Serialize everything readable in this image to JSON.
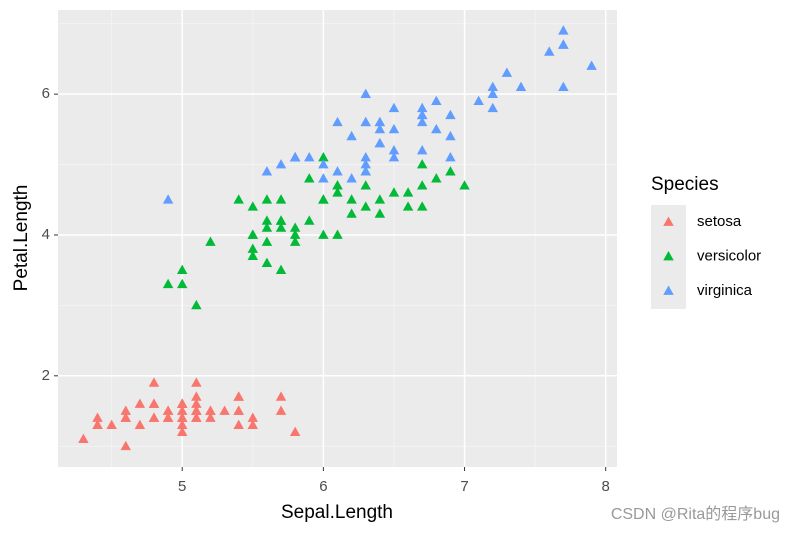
{
  "chart_data": {
    "type": "scatter",
    "x_label": "Sepal.Length",
    "y_label": "Petal.Length",
    "legend_title": "Species",
    "legend_position": "right",
    "grid": true,
    "watermark": "CSDN @Rita的程序bug",
    "xlim": [
      4.12,
      8.08
    ],
    "ylim": [
      0.705,
      7.195
    ],
    "xticks": [
      5,
      6,
      7,
      8
    ],
    "yticks": [
      2,
      4,
      6
    ],
    "x_minor_ticks": [
      4.5,
      5.5,
      6.5,
      7.5
    ],
    "y_minor_ticks": [
      1,
      3,
      5,
      7
    ],
    "series": [
      {
        "name": "setosa",
        "color": "#F8766D",
        "x": [
          5.1,
          4.9,
          4.7,
          4.6,
          5.0,
          5.4,
          4.6,
          5.0,
          4.4,
          4.9,
          5.4,
          4.8,
          4.8,
          4.3,
          5.8,
          5.7,
          5.4,
          5.1,
          5.7,
          5.1,
          5.4,
          5.1,
          4.6,
          5.1,
          4.8,
          5.0,
          5.0,
          5.2,
          5.2,
          4.7,
          4.8,
          5.4,
          5.2,
          5.5,
          4.9,
          5.0,
          5.5,
          4.9,
          4.4,
          5.1,
          5.0,
          4.5,
          4.4,
          5.0,
          5.1,
          4.8,
          5.1,
          4.6,
          5.3,
          5.0
        ],
        "values": [
          1.4,
          1.4,
          1.3,
          1.5,
          1.4,
          1.7,
          1.4,
          1.5,
          1.4,
          1.5,
          1.5,
          1.6,
          1.4,
          1.1,
          1.2,
          1.5,
          1.3,
          1.4,
          1.7,
          1.5,
          1.7,
          1.5,
          1.0,
          1.7,
          1.9,
          1.6,
          1.6,
          1.5,
          1.4,
          1.6,
          1.6,
          1.5,
          1.5,
          1.4,
          1.5,
          1.2,
          1.3,
          1.4,
          1.3,
          1.5,
          1.3,
          1.3,
          1.3,
          1.6,
          1.9,
          1.4,
          1.6,
          1.4,
          1.5,
          1.4
        ]
      },
      {
        "name": "versicolor",
        "color": "#00BA38",
        "x": [
          7.0,
          6.4,
          6.9,
          5.5,
          6.5,
          5.7,
          6.3,
          4.9,
          6.6,
          5.2,
          5.0,
          5.9,
          6.0,
          6.1,
          5.6,
          6.7,
          5.6,
          5.8,
          6.2,
          5.6,
          5.9,
          6.1,
          6.3,
          6.1,
          6.4,
          6.6,
          6.8,
          6.7,
          6.0,
          5.7,
          5.5,
          5.5,
          5.8,
          6.0,
          5.4,
          6.0,
          6.7,
          6.3,
          5.6,
          5.5,
          5.5,
          6.1,
          5.8,
          5.0,
          5.6,
          5.7,
          5.7,
          6.2,
          5.1,
          5.7
        ],
        "values": [
          4.7,
          4.5,
          4.9,
          4.0,
          4.6,
          4.5,
          4.7,
          3.3,
          4.6,
          3.9,
          3.5,
          4.2,
          4.0,
          4.7,
          3.6,
          4.4,
          4.5,
          4.1,
          4.5,
          3.9,
          4.8,
          4.0,
          4.9,
          4.7,
          4.3,
          4.4,
          4.8,
          5.0,
          4.5,
          3.5,
          3.8,
          3.7,
          3.9,
          5.1,
          4.5,
          4.5,
          4.7,
          4.4,
          4.1,
          4.0,
          4.4,
          4.6,
          4.0,
          3.3,
          4.2,
          4.2,
          4.2,
          4.3,
          3.0,
          4.1
        ]
      },
      {
        "name": "virginica",
        "color": "#619CFF",
        "x": [
          6.3,
          5.8,
          7.1,
          6.3,
          6.5,
          7.6,
          4.9,
          7.3,
          6.7,
          7.2,
          6.5,
          6.4,
          6.8,
          5.7,
          5.8,
          6.4,
          6.5,
          7.7,
          7.7,
          6.0,
          6.9,
          5.6,
          7.7,
          6.3,
          6.7,
          7.2,
          6.2,
          6.1,
          6.4,
          7.2,
          7.4,
          7.9,
          6.4,
          6.3,
          6.1,
          7.7,
          6.3,
          6.4,
          6.0,
          6.9,
          6.7,
          6.9,
          5.8,
          6.8,
          6.7,
          6.7,
          6.3,
          6.5,
          6.2,
          5.9
        ],
        "values": [
          6.0,
          5.1,
          5.9,
          5.6,
          5.8,
          6.6,
          4.5,
          6.3,
          5.8,
          6.1,
          5.1,
          5.3,
          5.5,
          5.0,
          5.1,
          5.3,
          5.5,
          6.7,
          6.9,
          5.0,
          5.7,
          4.9,
          6.7,
          4.9,
          5.7,
          6.0,
          4.8,
          4.9,
          5.6,
          5.8,
          6.1,
          6.4,
          5.6,
          5.1,
          5.6,
          6.1,
          5.6,
          5.5,
          4.8,
          5.4,
          5.6,
          5.1,
          5.1,
          5.9,
          5.7,
          5.2,
          5.0,
          5.2,
          5.4,
          5.1
        ]
      }
    ]
  }
}
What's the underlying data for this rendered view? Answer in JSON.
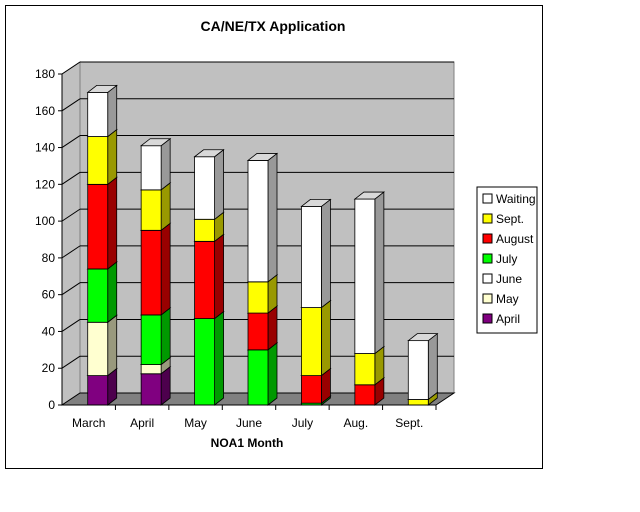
{
  "chart_data": {
    "type": "bar",
    "stacked": true,
    "three_d": true,
    "title": "CA/NE/TX Application",
    "xlabel": "NOA1 Month",
    "ylabel": "",
    "ylim": [
      0,
      180
    ],
    "yticks": [
      0,
      20,
      40,
      60,
      80,
      100,
      120,
      140,
      160,
      180
    ],
    "grid": "horizontal",
    "legend": "right",
    "categories": [
      "March",
      "April",
      "May",
      "June",
      "July",
      "Aug.",
      "Sept."
    ],
    "series": [
      {
        "name": "April",
        "color": "#800080",
        "values": [
          16,
          17,
          0,
          0,
          0,
          0,
          0
        ]
      },
      {
        "name": "May",
        "color": "#ffffd0",
        "values": [
          29,
          5,
          0,
          0,
          0,
          0,
          0
        ]
      },
      {
        "name": "June",
        "color": "#ffffff",
        "values": [
          0,
          0,
          0,
          0,
          0,
          0,
          0
        ]
      },
      {
        "name": "July",
        "color": "#00ff00",
        "values": [
          29,
          27,
          47,
          30,
          1,
          0,
          0
        ]
      },
      {
        "name": "August",
        "color": "#ff0000",
        "values": [
          46,
          46,
          42,
          20,
          15,
          11,
          0
        ]
      },
      {
        "name": "Sept.",
        "color": "#ffff00",
        "values": [
          26,
          22,
          12,
          17,
          37,
          17,
          3
        ]
      },
      {
        "name": "Waiting",
        "color": "#ffffff",
        "values": [
          24,
          24,
          34,
          66,
          55,
          84,
          32
        ]
      }
    ],
    "legend_order": [
      "Waiting",
      "Sept.",
      "August",
      "July",
      "June",
      "May",
      "April"
    ],
    "colors": {
      "wall": "#c0c0c0",
      "floor": "#808080",
      "background": "#ffffff"
    }
  }
}
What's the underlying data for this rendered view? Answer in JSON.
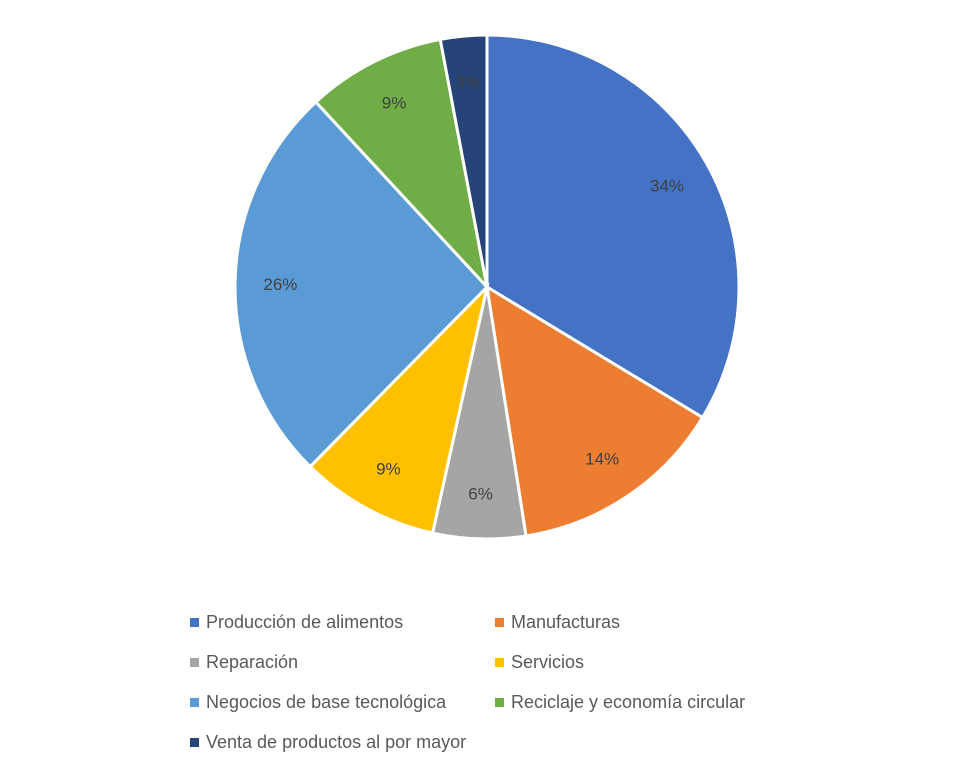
{
  "chart_data": {
    "type": "pie",
    "legend_position": "bottom",
    "slices": [
      {
        "label": "Producción de alimentos",
        "value": 34,
        "display": "34%",
        "color": "#4472C4"
      },
      {
        "label": "Manufacturas",
        "value": 14,
        "display": "14%",
        "color": "#ED7D31"
      },
      {
        "label": "Reparación",
        "value": 6,
        "display": "6%",
        "color": "#A5A5A5"
      },
      {
        "label": "Servicios",
        "value": 9,
        "display": "9%",
        "color": "#FFC000"
      },
      {
        "label": "Negocios de base tecnológica",
        "value": 26,
        "display": "26%",
        "color": "#5B9BD5"
      },
      {
        "label": "Reciclaje y economía circular",
        "value": 9,
        "display": "9%",
        "color": "#70AD47"
      },
      {
        "label": "Venta de productos al por mayor",
        "value": 3,
        "display": "3%",
        "color": "#264478"
      }
    ]
  }
}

==============================

Written task
Omit the pictures, then quote the rest of the material above exactly.

Problem solution
Serialize everything readable in this image to JSON.
{
  "chart_data": {
    "type": "scatter",
    "x_label": "Sepal.Length",
    "y_label": "Petal.Length",
    "legend_title": "Species",
    "legend_position": "right",
    "grid": true,
    "watermark": "CSDN @Rita的程序bug",
    "xlim": [
      4.12,
      8.08
    ],
    "ylim": [
      0.705,
      7.195
    ],
    "xticks": [
      5,
      6,
      7,
      8
    ],
    "yticks": [
      2,
      4,
      6
    ],
    "x_minor_ticks": [
      4.5,
      5.5,
      6.5,
      7.5
    ],
    "y_minor_ticks": [
      1,
      3,
      5,
      7
    ],
    "series": [
      {
        "name": "setosa",
        "color": "#F8766D",
        "x": [
          5.1,
          4.9,
          4.7,
          4.6,
          5.0,
          5.4,
          4.6,
          5.0,
          4.4,
          4.9,
          5.4,
          4.8,
          4.8,
          4.3,
          5.8,
          5.7,
          5.4,
          5.1,
          5.7,
          5.1,
          5.4,
          5.1,
          4.6,
          5.1,
          4.8,
          5.0,
          5.0,
          5.2,
          5.2,
          4.7,
          4.8,
          5.4,
          5.2,
          5.5,
          4.9,
          5.0,
          5.5,
          4.9,
          4.4,
          5.1,
          5.0,
          4.5,
          4.4,
          5.0,
          5.1,
          4.8,
          5.1,
          4.6,
          5.3,
          5.0
        ],
        "values": [
          1.4,
          1.4,
          1.3,
          1.5,
          1.4,
          1.7,
          1.4,
          1.5,
          1.4,
          1.5,
          1.5,
          1.6,
          1.4,
          1.1,
          1.2,
          1.5,
          1.3,
          1.4,
          1.7,
          1.5,
          1.7,
          1.5,
          1.0,
          1.7,
          1.9,
          1.6,
          1.6,
          1.5,
          1.4,
          1.6,
          1.6,
          1.5,
          1.5,
          1.4,
          1.5,
          1.2,
          1.3,
          1.4,
          1.3,
          1.5,
          1.3,
          1.3,
          1.3,
          1.6,
          1.9,
          1.4,
          1.6,
          1.4,
          1.5,
          1.4
        ]
      },
      {
        "name": "versicolor",
        "color": "#00BA38",
        "x": [
          7.0,
          6.4,
          6.9,
          5.5,
          6.5,
          5.7,
          6.3,
          4.9,
          6.6,
          5.2,
          5.0,
          5.9,
          6.0,
          6.1,
          5.6,
          6.7,
          5.6,
          5.8,
          6.2,
          5.6,
          5.9,
          6.1,
          6.3,
          6.1,
          6.4,
          6.6,
          6.8,
          6.7,
          6.0,
          5.7,
          5.5,
          5.5,
          5.8,
          6.0,
          5.4,
          6.0,
          6.7,
          6.3,
          5.6,
          5.5,
          5.5,
          6.1,
          5.8,
          5.0,
          5.6,
          5.7,
          5.7,
          6.2,
          5.1,
          5.7
        ],
        "values": [
          4.7,
          4.5,
          4.9,
          4.0,
          4.6,
          4.5,
          4.7,
          3.3,
          4.6,
          3.9,
          3.5,
          4.2,
          4.0,
          4.7,
          3.6,
          4.4,
          4.5,
          4.1,
          4.5,
          3.9,
          4.8,
          4.0,
          4.9,
          4.7,
          4.3,
          4.4,
          4.8,
          5.0,
          4.5,
          3.5,
          3.8,
          3.7,
          3.9,
          5.1,
          4.5,
          4.5,
          4.7,
          4.4,
          4.1,
          4.0,
          4.4,
          4.6,
          4.0,
          3.3,
          4.2,
          4.2,
          4.2,
          4.3,
          3.0,
          4.1
        ]
      },
      {
        "name": "virginica",
        "color": "#619CFF",
        "x": [
          6.3,
          5.8,
          7.1,
          6.3,
          6.5,
          7.6,
          4.9,
          7.3,
          6.7,
          7.2,
          6.5,
          6.4,
          6.8,
          5.7,
          5.8,
          6.4,
          6.5,
          7.7,
          7.7,
          6.0,
          6.9,
          5.6,
          7.7,
          6.3,
          6.7,
          7.2,
          6.2,
          6.1,
          6.4,
          7.2,
          7.4,
          7.9,
          6.4,
          6.3,
          6.1,
          7.7,
          6.3,
          6.4,
          6.0,
          6.9,
          6.7,
          6.9,
          5.8,
          6.8,
          6.7,
          6.7,
          6.3,
          6.5,
          6.2,
          5.9
        ],
        "values": [
          6.0,
          5.1,
          5.9,
          5.6,
          5.8,
          6.6,
          4.5,
          6.3,
          5.8,
          6.1,
          5.1,
          5.3,
          5.5,
          5.0,
          5.1,
          5.3,
          5.5,
          6.7,
          6.9,
          5.0,
          5.7,
          4.9,
          6.7,
          4.9,
          5.7,
          6.0,
          4.8,
          4.9,
          5.6,
          5.8,
          6.1,
          6.4,
          5.6,
          5.1,
          5.6,
          6.1,
          5.6,
          5.5,
          4.8,
          5.4,
          5.6,
          5.1,
          5.1,
          5.9,
          5.7,
          5.2,
          5.0,
          5.2,
          5.4,
          5.1
        ]
      }
    ]
  }
}
What's the underlying data for this rendered view? Answer in JSON.
{
  "chart_data": {
    "type": "bar",
    "stacked": true,
    "three_d": true,
    "title": "CA/NE/TX Application",
    "xlabel": "NOA1 Month",
    "ylabel": "",
    "ylim": [
      0,
      180
    ],
    "yticks": [
      0,
      20,
      40,
      60,
      80,
      100,
      120,
      140,
      160,
      180
    ],
    "grid": "horizontal",
    "legend": "right",
    "categories": [
      "March",
      "April",
      "May",
      "June",
      "July",
      "Aug.",
      "Sept."
    ],
    "series": [
      {
        "name": "April",
        "color": "#800080",
        "values": [
          16,
          17,
          0,
          0,
          0,
          0,
          0
        ]
      },
      {
        "name": "May",
        "color": "#ffffd0",
        "values": [
          29,
          5,
          0,
          0,
          0,
          0,
          0
        ]
      },
      {
        "name": "June",
        "color": "#ffffff",
        "values": [
          0,
          0,
          0,
          0,
          0,
          0,
          0
        ]
      },
      {
        "name": "July",
        "color": "#00ff00",
        "values": [
          29,
          27,
          47,
          30,
          1,
          0,
          0
        ]
      },
      {
        "name": "August",
        "color": "#ff0000",
        "values": [
          46,
          46,
          42,
          20,
          15,
          11,
          0
        ]
      },
      {
        "name": "Sept.",
        "color": "#ffff00",
        "values": [
          26,
          22,
          12,
          17,
          37,
          17,
          3
        ]
      },
      {
        "name": "Waiting",
        "color": "#ffffff",
        "values": [
          24,
          24,
          34,
          66,
          55,
          84,
          32
        ]
      }
    ],
    "legend_order": [
      "Waiting",
      "Sept.",
      "August",
      "July",
      "June",
      "May",
      "April"
    ],
    "colors": {
      "wall": "#c0c0c0",
      "floor": "#808080",
      "background": "#ffffff"
    }
  }
}
What's the underlying data for this rendered view? Answer in JSON.
{
  "chart_data": {
    "type": "pie",
    "legend_position": "bottom",
    "slices": [
      {
        "label": "Producción de alimentos",
        "value": 34,
        "display": "34%",
        "color": "#4472C4"
      },
      {
        "label": "Manufacturas",
        "value": 14,
        "display": "14%",
        "color": "#ED7D31"
      },
      {
        "label": "Reparación",
        "value": 6,
        "display": "6%",
        "color": "#A5A5A5"
      },
      {
        "label": "Servicios",
        "value": 9,
        "display": "9%",
        "color": "#FFC000"
      },
      {
        "label": "Negocios de base tecnológica",
        "value": 26,
        "display": "26%",
        "color": "#5B9BD5"
      },
      {
        "label": "Reciclaje y economía circular",
        "value": 9,
        "display": "9%",
        "color": "#70AD47"
      },
      {
        "label": "Venta de productos al por mayor",
        "value": 3,
        "display": "3%",
        "color": "#264478"
      }
    ]
  }
}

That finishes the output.